:: Recorded data ::
=======

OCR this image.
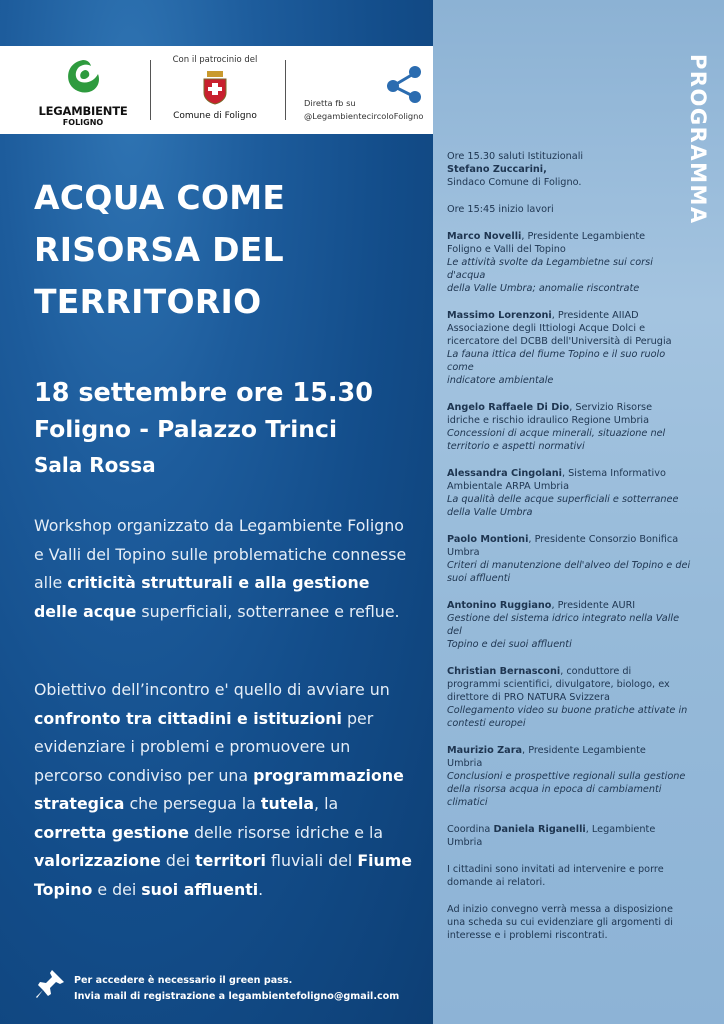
LEGAMBIENTE
FOLIGNO
Con il patrocinio del
Comune di Foligno
Diretta fb su
@LegambientecircoloFoligno
ACQUA COME
RISORSA DEL
TERRITORIO
18 settembre ore 15.30
Foligno - Palazzo Trinci
Sala Rossa
Workshop organizzato da Legambiente Foligno e Valli del Topino sulle problematiche connesse alle criticità strutturali e alla gestione delle acque superficiali, sotterranee e reflue.
Obiettivo dell’incontro e' quello di avviare un confronto tra cittadini e istituzioni per evidenziare i problemi e promuovere un percorso condiviso per una programmazione strategica che persegua la tutela, la corretta gestione delle risorse idriche e la valorizzazione dei territori fluviali del Fiume Topino e dei suoi affluenti.
Per accedere è necessario il green pass.
Invia mail di registrazione a legambientefoligno@gmail.com
PROGRAMMA
Ore 15.30 saluti Istituzionali
Stefano Zuccarini,
Sindaco Comune di Foligno.
Ore 15:45 inizio lavori
Marco Novelli, Presidente Legambiente
Foligno e Valli del Topino
Le attività svolte da Legambietne sui corsi d'acqua
della Valle Umbra; anomalie riscontrate
Massimo Lorenzoni, Presidente AIIAD
Associazione degli Ittiologi Acque Dolci e
ricercatore del DCBB dell'Università di Perugia
La fauna ittica del fiume Topino e il suo ruolo come
indicatore ambientale
Angelo Raffaele Di Dio, Servizio Risorse
idriche e rischio idraulico Regione Umbria
Concessioni di acque minerali, situazione nel
territorio e aspetti normativi
Alessandra Cingolani, Sistema Informativo
Ambientale ARPA Umbria
La qualità delle acque superficiali e sotterranee
della Valle Umbra
Paolo Montioni, Presidente Consorzio Bonifica
Umbra
Criteri di manutenzione dell'alveo del Topino e dei
suoi affluenti
Antonino Ruggiano, Presidente AURI
Gestione del sistema idrico integrato nella Valle del
Topino e dei suoi affluenti
Christian Bernasconi, conduttore di
programmi scientifici, divulgatore, biologo, ex
direttore di PRO NATURA Svizzera
Collegamento video su buone pratiche attivate in
contesti europei
Maurizio Zara, Presidente Legambiente
Umbria
Conclusioni e prospettive regionali sulla gestione
della risorsa acqua in epoca di cambiamenti
climatici
Coordina Daniela Riganelli, Legambiente
Umbria
I cittadini sono invitati ad intervenire e porre
domande ai relatori.
Ad inizio convegno verrà messa a disposizione
una scheda su cui evidenziare gli argomenti di
interesse e i problemi riscontrati.
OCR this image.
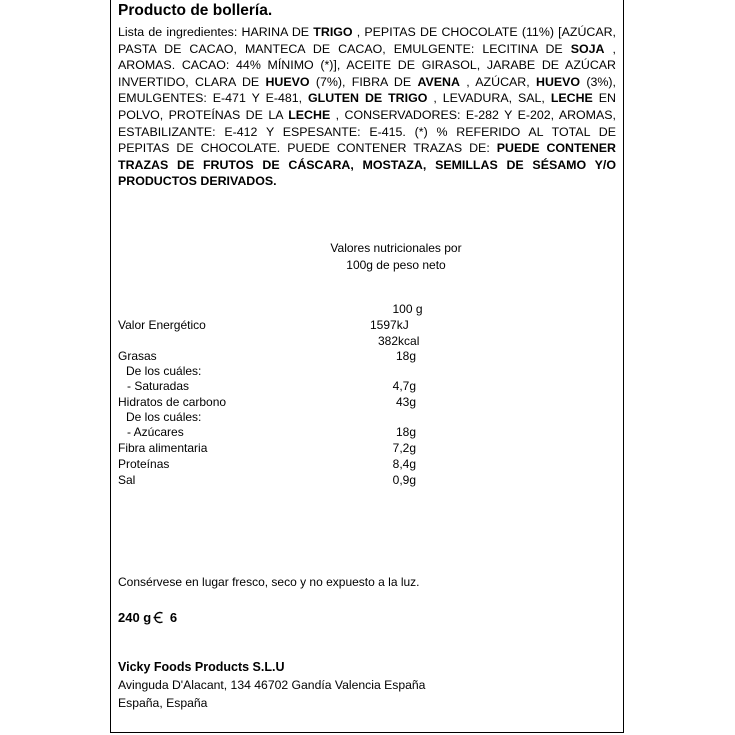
Producto de bollería.
Lista de ingredientes: HARINA DE TRIGO , PEPITAS DE CHOCOLATE (11%) [AZÚCAR, PASTA DE CACAO, MANTECA DE CACAO, EMULGENTE: LECITINA DE SOJA , AROMAS. CACAO: 44% MÍNIMO (*)], ACEITE DE GIRASOL, JARABE DE AZÚCAR INVERTIDO, CLARA DE HUEVO (7%), FIBRA DE AVENA , AZÚCAR, HUEVO (3%), EMULGENTES: E-471 Y E-481, GLUTEN DE TRIGO , LEVADURA, SAL, LECHE EN POLVO, PROTEÍNAS DE LA LECHE , CONSERVADORES: E-282 Y E-202, AROMAS, ESTABILIZANTE: E-412 Y ESPESANTE: E-415. (*) % REFERIDO AL TOTAL DE PEPITAS DE CHOCOLATE. PUEDE CONTENER TRAZAS DE: PUEDE CONTENER TRAZAS DE FRUTOS DE CÁSCARA, MOSTAZA, SEMILLAS DE SÉSAMO Y/O PRODUCTOS DERIVADOS.
Valores nutricionales por
100g de peso neto
100 g
Valor Energético	1597kJ
382kcal
Grasas	18g
De los cuáles:
- Saturadas	4,7g
Hidratos de carbono	43g
De los cuáles:
- Azúcares	18g
Fibra alimentaria	7,2g
Proteínas	8,4g
Sal	0,9g
Consérvese en lugar fresco, seco y no expuesto a la luz.
240 g 6
Vicky Foods Products S.L.U
Avinguda D'Alacant, 134 46702 Gandía Valencia España
España, España
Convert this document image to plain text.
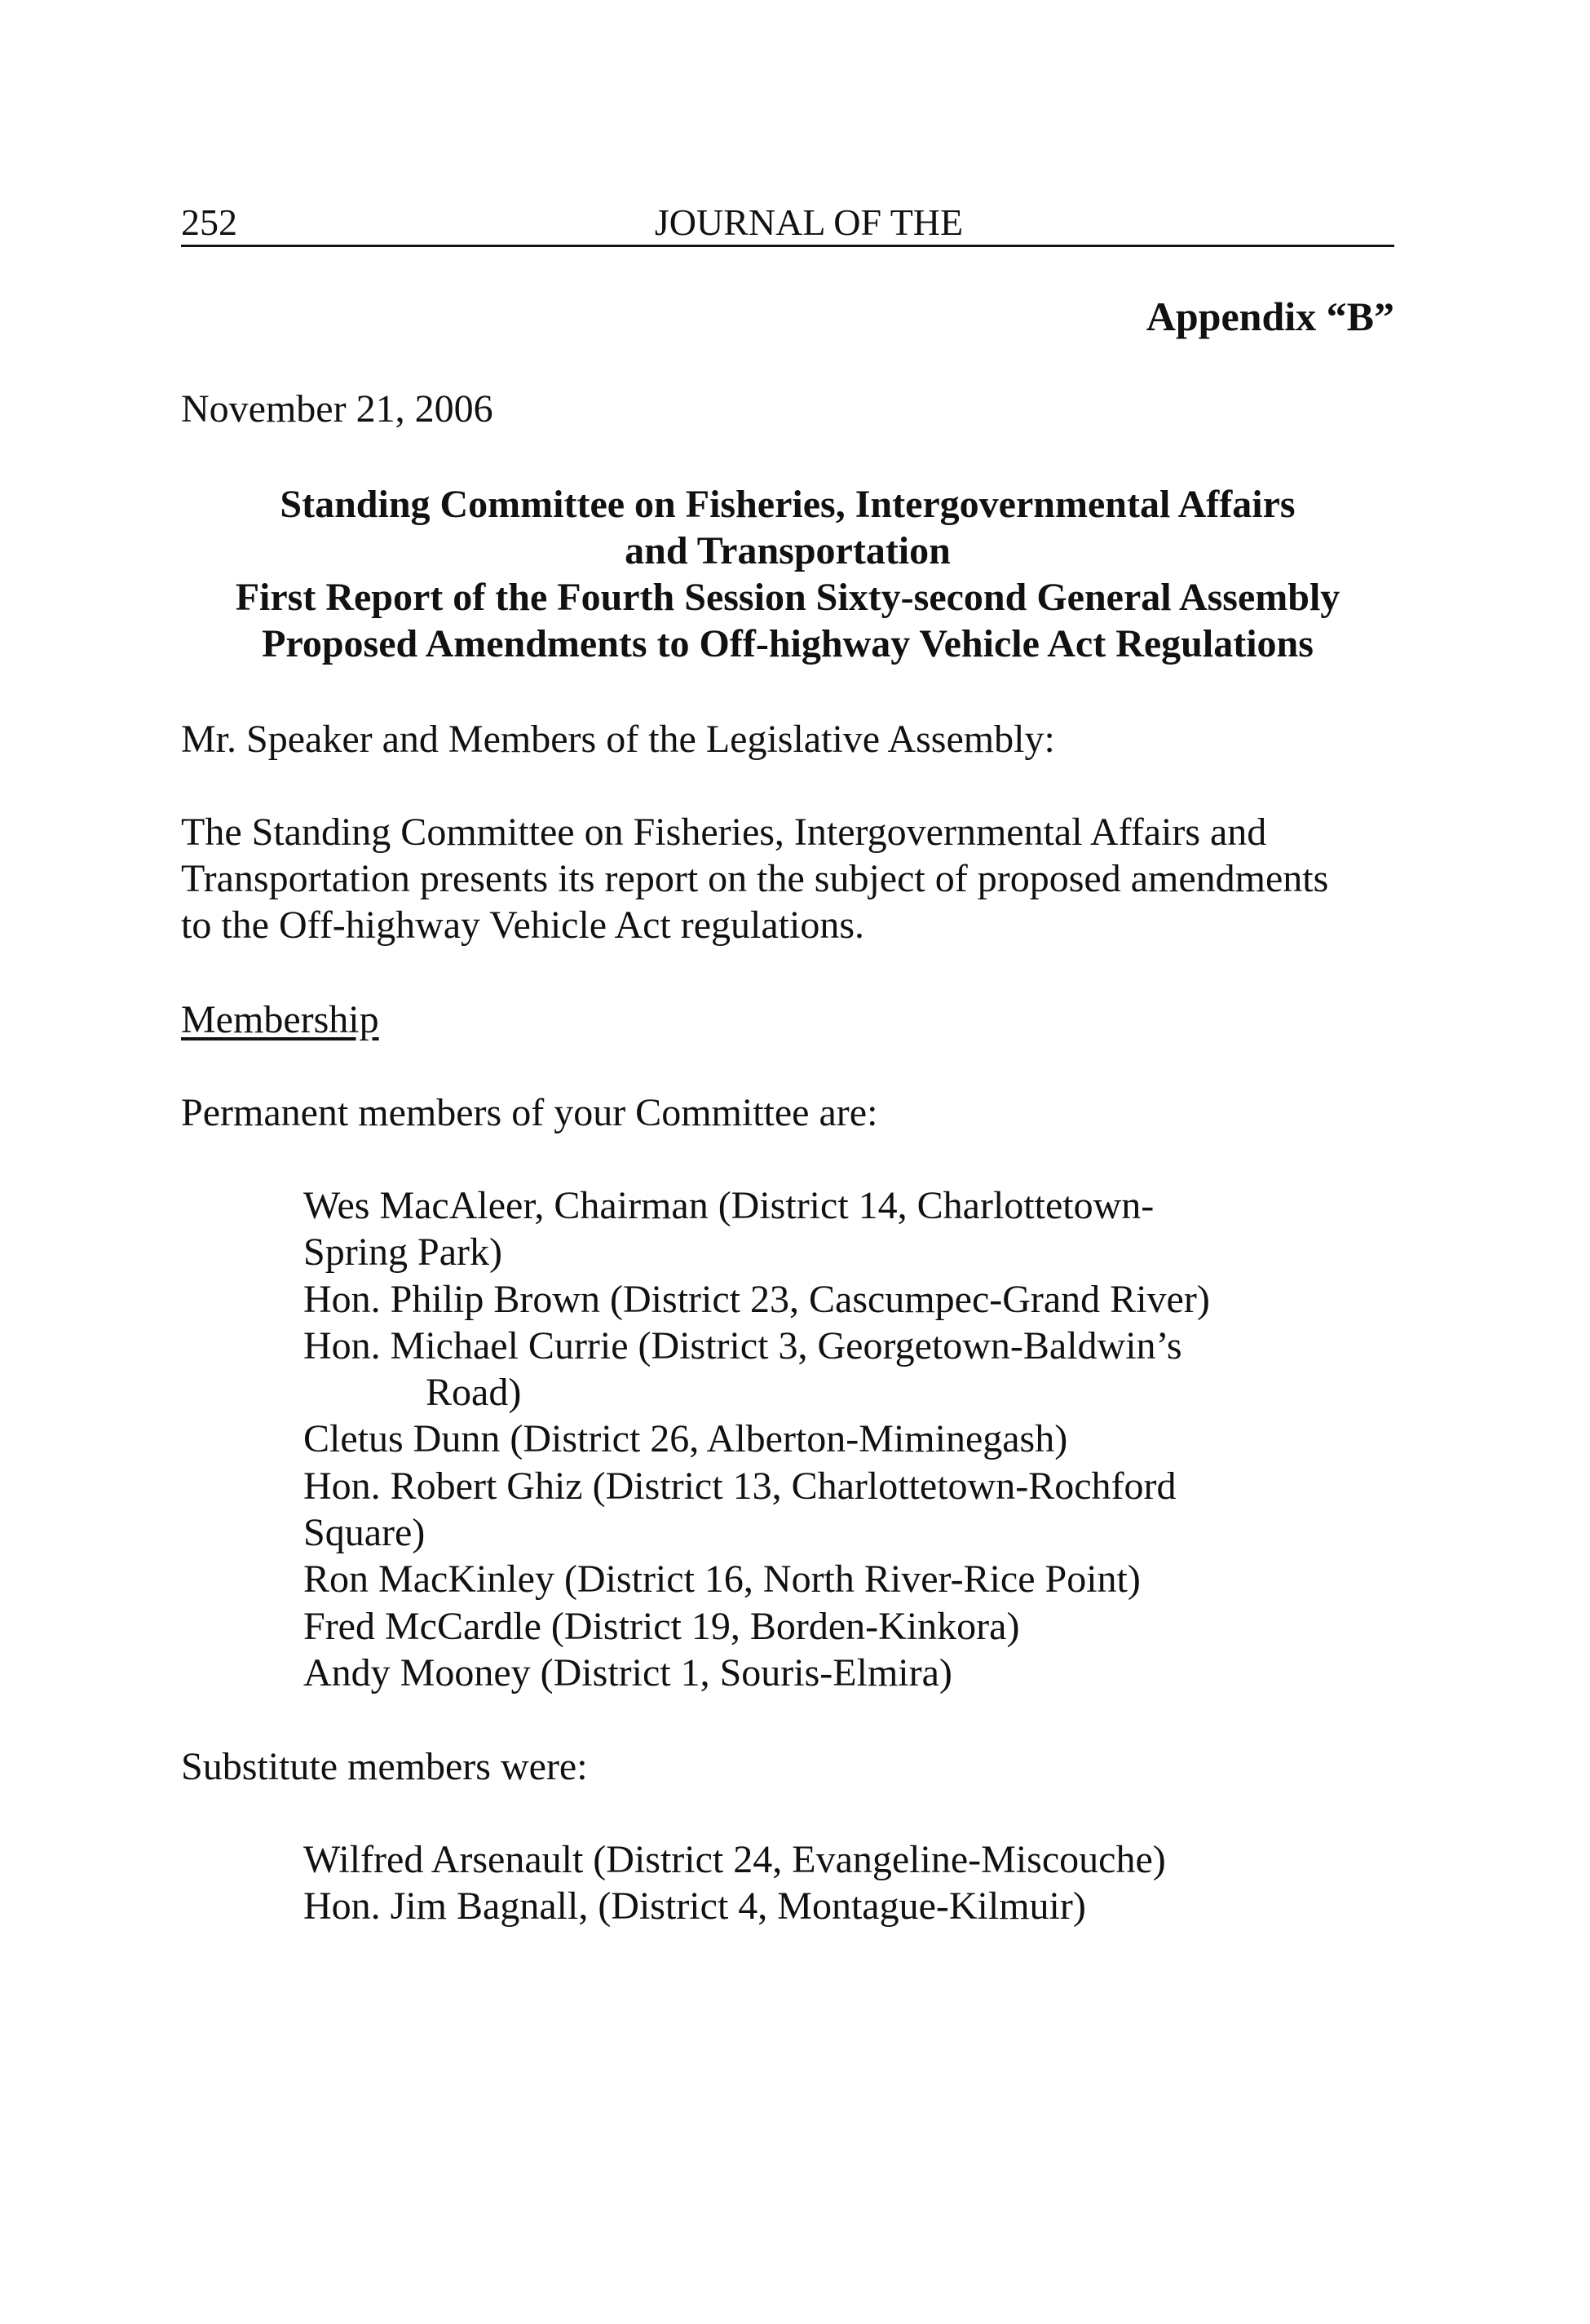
252	JOURNAL OF THE
Appendix “B”
November 21, 2006
Standing Committee on Fisheries, Intergovernmental Affairs
and Transportation
First Report of the Fourth Session Sixty-second General Assembly
Proposed Amendments to Off-highway Vehicle Act Regulations
Mr. Speaker and Members of the Legislative Assembly:
The Standing Committee on Fisheries, Intergovernmental Affairs and
Transportation presents its report on the subject of proposed amendments
to the Off-highway Vehicle Act regulations.
Membership
Permanent members of your Committee are:
Wes MacAleer, Chairman (District 14, Charlottetown-
Spring Park)
Hon. Philip Brown (District 23, Cascumpec-Grand River)
Hon. Michael Currie (District 3, Georgetown-Baldwin’s
Road)
Cletus Dunn (District 26, Alberton-Miminegash)
Hon. Robert Ghiz (District 13, Charlottetown-Rochford
Square)
Ron MacKinley (District 16, North River-Rice Point)
Fred McCardle (District 19, Borden-Kinkora)
Andy Mooney (District 1, Souris-Elmira)
Substitute members were:
Wilfred Arsenault (District 24, Evangeline-Miscouche)
Hon. Jim Bagnall, (District 4, Montague-Kilmuir)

=======

:: DIRECTIVE ::
In the entries above, find each line with the word "inizio" and show it.

:: EXPECTED OUTPUT ::
Ore 15:45 inizio lavori
Ad inizio convegno verrà messa a disposizione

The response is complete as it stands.